> [TASK TO COMPLETE]
In the entries below, find the string "title" and return each line holding it.

> [RECORDS SHOWN]
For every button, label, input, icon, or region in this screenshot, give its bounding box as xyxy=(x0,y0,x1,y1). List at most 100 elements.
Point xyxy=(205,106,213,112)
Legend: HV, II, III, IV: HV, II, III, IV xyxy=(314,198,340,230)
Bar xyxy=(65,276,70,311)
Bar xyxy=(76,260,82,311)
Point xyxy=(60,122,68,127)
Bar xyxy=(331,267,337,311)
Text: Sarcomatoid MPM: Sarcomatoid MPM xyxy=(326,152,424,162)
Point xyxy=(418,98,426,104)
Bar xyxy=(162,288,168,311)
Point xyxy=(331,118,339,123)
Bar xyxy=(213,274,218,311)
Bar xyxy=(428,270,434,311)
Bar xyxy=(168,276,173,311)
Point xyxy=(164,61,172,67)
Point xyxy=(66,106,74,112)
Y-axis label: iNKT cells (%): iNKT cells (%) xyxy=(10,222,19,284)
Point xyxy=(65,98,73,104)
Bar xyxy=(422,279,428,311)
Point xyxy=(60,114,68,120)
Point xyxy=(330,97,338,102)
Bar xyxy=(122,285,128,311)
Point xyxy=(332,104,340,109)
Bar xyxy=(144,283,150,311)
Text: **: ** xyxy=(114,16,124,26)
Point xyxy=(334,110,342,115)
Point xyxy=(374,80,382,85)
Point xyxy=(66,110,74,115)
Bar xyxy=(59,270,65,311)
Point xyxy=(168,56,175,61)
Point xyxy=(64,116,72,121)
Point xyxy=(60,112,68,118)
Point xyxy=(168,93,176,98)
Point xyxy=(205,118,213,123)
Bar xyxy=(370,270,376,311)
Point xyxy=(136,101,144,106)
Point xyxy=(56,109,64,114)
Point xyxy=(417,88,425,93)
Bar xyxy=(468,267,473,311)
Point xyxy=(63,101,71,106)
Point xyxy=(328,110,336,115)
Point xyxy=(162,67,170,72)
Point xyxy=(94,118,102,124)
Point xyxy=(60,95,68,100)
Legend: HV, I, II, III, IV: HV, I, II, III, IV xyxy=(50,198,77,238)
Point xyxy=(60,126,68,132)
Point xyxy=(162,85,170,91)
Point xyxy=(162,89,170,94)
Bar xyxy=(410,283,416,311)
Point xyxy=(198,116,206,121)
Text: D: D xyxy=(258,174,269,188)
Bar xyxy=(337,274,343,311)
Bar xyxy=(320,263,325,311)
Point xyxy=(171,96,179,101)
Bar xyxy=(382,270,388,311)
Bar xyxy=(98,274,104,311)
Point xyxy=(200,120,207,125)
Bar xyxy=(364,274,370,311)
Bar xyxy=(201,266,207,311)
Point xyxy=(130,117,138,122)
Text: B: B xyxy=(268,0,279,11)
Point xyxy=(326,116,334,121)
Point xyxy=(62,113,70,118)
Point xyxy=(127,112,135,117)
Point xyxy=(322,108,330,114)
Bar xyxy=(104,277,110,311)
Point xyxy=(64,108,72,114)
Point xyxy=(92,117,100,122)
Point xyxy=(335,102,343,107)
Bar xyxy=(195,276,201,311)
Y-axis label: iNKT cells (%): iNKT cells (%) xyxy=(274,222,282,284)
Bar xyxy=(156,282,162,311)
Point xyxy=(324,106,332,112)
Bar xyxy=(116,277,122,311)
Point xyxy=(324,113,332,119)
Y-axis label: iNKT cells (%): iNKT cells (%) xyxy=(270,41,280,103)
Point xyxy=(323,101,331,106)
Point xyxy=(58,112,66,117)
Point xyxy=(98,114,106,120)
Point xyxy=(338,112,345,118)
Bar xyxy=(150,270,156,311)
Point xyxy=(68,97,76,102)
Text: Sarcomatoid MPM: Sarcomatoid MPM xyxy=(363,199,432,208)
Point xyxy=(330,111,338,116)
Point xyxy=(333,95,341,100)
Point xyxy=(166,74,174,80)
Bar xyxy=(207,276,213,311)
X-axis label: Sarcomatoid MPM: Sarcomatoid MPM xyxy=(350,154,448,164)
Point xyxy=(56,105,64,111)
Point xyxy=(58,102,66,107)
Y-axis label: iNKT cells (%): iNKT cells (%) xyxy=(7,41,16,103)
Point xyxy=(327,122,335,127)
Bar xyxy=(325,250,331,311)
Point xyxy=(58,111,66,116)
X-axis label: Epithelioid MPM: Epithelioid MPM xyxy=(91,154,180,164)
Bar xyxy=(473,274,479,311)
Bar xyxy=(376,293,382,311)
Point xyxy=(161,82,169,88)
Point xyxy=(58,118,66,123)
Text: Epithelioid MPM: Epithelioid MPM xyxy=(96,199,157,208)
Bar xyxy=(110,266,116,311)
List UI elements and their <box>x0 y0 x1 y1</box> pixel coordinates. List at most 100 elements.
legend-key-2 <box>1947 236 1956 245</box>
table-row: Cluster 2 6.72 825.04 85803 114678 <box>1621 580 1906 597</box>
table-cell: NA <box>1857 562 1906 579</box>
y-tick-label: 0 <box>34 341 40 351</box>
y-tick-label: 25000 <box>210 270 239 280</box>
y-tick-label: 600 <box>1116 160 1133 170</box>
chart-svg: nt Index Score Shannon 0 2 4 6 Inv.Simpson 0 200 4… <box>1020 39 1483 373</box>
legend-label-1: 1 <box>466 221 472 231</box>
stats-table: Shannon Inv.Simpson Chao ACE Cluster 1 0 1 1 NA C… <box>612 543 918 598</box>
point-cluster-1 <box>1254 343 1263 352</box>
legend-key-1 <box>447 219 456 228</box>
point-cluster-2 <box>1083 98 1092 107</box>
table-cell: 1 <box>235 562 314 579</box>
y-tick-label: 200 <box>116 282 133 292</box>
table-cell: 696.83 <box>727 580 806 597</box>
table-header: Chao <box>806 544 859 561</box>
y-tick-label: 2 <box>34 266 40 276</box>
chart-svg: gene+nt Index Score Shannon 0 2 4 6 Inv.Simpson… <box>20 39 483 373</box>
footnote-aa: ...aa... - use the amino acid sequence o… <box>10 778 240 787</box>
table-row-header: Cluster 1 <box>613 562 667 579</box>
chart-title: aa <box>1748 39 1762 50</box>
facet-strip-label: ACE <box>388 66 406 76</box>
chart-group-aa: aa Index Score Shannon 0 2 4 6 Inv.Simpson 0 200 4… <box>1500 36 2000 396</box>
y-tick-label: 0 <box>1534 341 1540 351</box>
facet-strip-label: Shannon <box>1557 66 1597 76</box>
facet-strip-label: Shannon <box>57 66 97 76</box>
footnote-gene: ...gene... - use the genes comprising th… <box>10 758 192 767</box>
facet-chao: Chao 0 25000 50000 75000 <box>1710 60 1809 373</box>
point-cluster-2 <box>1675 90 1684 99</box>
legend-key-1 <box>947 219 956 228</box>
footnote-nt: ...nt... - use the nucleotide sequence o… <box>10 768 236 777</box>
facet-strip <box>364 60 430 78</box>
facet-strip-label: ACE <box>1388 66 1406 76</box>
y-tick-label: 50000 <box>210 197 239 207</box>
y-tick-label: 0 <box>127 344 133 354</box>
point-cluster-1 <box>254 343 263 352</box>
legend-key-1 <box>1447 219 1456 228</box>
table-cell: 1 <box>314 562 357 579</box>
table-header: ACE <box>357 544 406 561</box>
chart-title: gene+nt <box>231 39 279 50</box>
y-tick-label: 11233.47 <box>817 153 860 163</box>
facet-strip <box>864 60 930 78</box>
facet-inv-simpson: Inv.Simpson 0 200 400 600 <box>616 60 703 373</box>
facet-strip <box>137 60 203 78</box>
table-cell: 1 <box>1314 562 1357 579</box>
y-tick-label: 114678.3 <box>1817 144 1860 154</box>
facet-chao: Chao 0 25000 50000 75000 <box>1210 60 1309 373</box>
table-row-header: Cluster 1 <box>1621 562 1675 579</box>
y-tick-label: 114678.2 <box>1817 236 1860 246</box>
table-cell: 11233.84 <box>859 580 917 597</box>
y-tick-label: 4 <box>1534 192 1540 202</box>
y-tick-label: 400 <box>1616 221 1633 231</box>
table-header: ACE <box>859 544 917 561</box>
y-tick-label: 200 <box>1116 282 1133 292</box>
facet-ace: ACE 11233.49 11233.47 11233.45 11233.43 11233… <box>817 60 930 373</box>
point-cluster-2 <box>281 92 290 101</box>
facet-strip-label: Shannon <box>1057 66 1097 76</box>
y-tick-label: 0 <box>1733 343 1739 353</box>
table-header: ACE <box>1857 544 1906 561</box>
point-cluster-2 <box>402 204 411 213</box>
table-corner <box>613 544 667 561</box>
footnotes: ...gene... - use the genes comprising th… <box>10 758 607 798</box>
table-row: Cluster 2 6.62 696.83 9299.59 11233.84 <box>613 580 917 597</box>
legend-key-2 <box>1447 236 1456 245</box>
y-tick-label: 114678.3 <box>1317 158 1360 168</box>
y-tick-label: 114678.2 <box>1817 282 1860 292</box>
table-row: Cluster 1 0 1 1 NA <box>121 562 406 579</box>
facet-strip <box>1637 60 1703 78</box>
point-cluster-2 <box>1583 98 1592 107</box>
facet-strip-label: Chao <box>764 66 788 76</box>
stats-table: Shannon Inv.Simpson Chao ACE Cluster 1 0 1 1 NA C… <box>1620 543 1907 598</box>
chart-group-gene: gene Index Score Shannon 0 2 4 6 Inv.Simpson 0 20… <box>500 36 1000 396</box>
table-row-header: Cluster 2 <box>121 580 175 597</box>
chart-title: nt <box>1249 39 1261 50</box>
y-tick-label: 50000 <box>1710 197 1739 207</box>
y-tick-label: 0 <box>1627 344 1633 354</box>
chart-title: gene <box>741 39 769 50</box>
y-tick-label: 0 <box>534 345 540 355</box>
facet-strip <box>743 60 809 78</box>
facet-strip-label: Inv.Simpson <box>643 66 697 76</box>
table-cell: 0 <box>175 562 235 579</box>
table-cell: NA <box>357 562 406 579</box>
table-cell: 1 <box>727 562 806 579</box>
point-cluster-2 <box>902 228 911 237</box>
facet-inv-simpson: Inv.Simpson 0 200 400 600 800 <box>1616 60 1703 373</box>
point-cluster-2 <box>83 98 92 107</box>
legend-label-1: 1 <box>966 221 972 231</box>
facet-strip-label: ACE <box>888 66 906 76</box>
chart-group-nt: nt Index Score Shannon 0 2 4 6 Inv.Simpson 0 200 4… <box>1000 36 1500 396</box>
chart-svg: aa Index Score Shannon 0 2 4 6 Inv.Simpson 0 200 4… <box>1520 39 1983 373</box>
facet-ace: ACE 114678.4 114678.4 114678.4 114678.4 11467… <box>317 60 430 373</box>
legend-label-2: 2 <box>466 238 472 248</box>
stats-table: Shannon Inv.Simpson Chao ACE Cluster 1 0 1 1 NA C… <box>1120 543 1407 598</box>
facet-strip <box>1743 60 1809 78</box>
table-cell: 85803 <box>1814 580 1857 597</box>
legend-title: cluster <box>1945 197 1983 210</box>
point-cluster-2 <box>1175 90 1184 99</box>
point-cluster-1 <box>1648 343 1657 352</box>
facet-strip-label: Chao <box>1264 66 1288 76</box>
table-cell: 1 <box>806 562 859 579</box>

> [ANSWER]
chart-title: aa <box>1748 39 1762 50</box>
chart-title: gene+nt <box>231 39 279 50</box>
chart-title: nt <box>1249 39 1261 50</box>
chart-title: gene <box>741 39 769 50</box>
legend-title: cluster <box>1945 197 1983 210</box>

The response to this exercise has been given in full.